What to produce - Search the material for the string "image", then report how many lines hold it, with no other text.
━━━ Data supplied ━━━
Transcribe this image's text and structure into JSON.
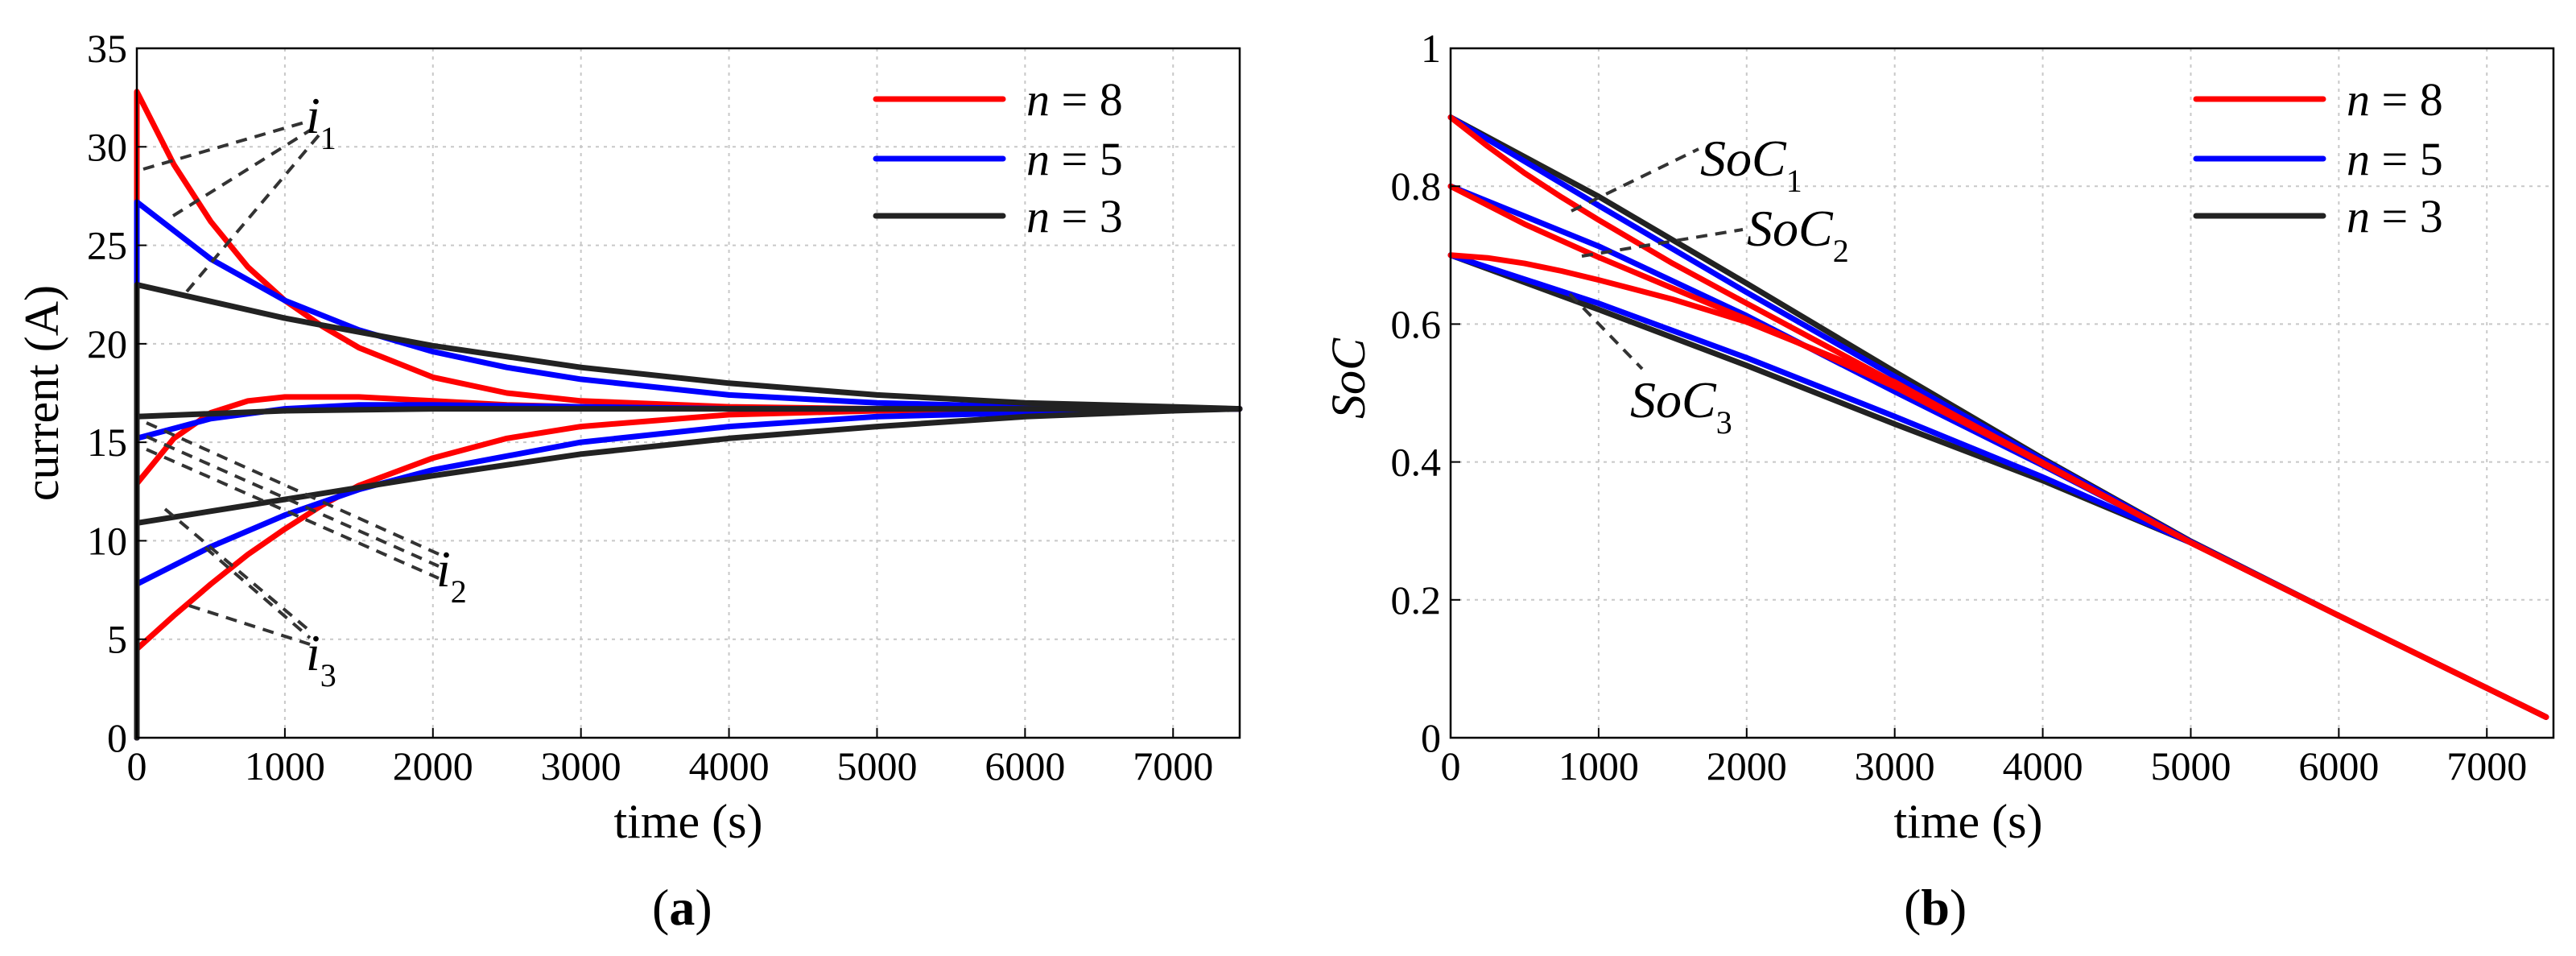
━━━
━━━ Data supplied ━━━
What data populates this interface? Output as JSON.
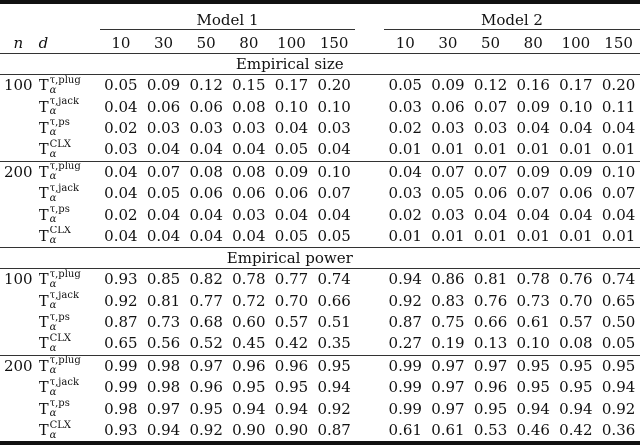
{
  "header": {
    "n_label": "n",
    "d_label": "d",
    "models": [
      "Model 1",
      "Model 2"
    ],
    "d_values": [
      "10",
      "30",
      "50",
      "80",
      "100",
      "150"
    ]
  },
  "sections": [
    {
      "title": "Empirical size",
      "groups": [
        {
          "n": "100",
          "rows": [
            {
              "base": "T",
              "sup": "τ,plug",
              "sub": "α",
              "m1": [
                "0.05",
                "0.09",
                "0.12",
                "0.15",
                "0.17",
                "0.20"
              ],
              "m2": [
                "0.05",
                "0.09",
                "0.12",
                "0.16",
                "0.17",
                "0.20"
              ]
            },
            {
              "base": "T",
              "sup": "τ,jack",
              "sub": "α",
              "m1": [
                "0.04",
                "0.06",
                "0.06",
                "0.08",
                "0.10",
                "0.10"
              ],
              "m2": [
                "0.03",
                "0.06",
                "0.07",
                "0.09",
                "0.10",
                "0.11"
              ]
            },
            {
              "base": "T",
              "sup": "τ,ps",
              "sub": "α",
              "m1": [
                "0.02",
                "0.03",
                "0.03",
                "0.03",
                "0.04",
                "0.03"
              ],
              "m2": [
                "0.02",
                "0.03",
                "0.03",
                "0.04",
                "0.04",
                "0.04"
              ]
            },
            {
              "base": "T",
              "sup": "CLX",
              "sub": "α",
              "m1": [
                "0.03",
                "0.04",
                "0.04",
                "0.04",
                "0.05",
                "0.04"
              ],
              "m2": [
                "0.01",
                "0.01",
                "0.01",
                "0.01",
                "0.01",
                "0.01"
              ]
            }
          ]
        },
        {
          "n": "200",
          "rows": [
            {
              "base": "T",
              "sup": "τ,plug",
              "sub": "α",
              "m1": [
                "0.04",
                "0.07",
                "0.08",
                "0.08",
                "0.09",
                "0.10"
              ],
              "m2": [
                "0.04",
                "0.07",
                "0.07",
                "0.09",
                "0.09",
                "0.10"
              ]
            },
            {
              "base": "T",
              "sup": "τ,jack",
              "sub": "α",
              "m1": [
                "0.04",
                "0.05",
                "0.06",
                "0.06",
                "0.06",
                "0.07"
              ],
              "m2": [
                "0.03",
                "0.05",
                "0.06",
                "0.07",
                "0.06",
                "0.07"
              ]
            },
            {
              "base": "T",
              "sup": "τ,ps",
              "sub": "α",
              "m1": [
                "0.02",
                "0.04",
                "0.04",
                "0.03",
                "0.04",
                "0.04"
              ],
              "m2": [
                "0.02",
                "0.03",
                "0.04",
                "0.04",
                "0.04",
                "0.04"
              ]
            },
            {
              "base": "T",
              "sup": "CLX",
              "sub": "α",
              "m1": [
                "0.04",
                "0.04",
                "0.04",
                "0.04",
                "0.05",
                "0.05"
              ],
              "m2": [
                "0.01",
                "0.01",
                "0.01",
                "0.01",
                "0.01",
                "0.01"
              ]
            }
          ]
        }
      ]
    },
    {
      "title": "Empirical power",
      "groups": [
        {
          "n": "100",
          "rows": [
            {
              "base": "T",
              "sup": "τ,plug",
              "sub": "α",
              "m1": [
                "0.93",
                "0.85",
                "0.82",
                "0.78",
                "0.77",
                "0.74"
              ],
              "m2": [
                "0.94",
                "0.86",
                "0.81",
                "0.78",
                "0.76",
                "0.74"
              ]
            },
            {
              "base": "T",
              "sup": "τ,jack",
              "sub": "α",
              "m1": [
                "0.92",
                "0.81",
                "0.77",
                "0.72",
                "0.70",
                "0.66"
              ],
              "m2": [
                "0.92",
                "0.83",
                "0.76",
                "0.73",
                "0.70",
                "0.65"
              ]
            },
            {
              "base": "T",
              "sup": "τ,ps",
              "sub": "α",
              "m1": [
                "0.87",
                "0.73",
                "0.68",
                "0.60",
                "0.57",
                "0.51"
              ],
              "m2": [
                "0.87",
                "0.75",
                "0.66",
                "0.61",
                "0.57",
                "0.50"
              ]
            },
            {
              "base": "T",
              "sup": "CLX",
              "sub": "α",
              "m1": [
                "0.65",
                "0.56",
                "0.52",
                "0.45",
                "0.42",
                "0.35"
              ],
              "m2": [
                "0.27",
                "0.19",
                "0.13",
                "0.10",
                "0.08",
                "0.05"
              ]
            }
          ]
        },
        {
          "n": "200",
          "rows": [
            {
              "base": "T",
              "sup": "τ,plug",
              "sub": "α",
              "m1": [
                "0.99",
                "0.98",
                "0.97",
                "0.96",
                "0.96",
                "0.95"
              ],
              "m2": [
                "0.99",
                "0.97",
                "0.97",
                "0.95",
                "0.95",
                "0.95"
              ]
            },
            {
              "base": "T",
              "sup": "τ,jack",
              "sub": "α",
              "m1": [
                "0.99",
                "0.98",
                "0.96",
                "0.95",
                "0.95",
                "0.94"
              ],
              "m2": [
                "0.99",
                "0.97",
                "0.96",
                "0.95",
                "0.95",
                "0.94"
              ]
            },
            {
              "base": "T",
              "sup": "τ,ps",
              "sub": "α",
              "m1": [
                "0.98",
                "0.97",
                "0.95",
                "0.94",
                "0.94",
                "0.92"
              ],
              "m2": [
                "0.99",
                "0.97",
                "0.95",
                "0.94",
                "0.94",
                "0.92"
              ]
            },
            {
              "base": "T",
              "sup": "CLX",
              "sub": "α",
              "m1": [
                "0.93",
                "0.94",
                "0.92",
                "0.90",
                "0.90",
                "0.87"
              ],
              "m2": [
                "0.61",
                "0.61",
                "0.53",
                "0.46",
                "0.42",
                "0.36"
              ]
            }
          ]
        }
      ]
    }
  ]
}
━━━
━━━ Data supplied ━━━
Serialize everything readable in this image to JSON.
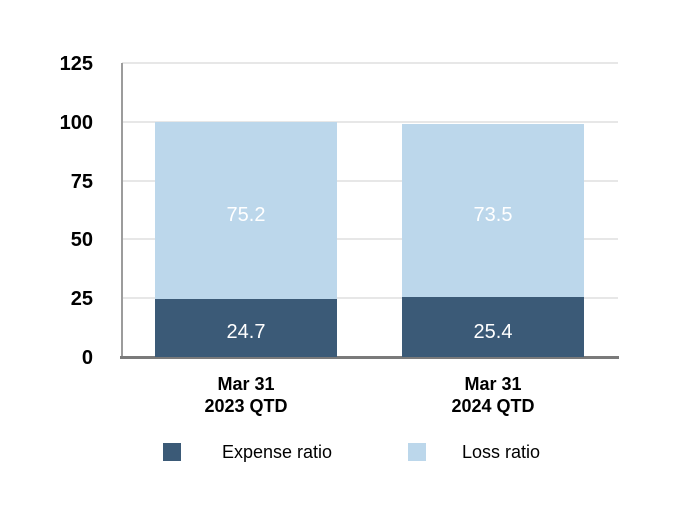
━━━
Response for this exercise - 2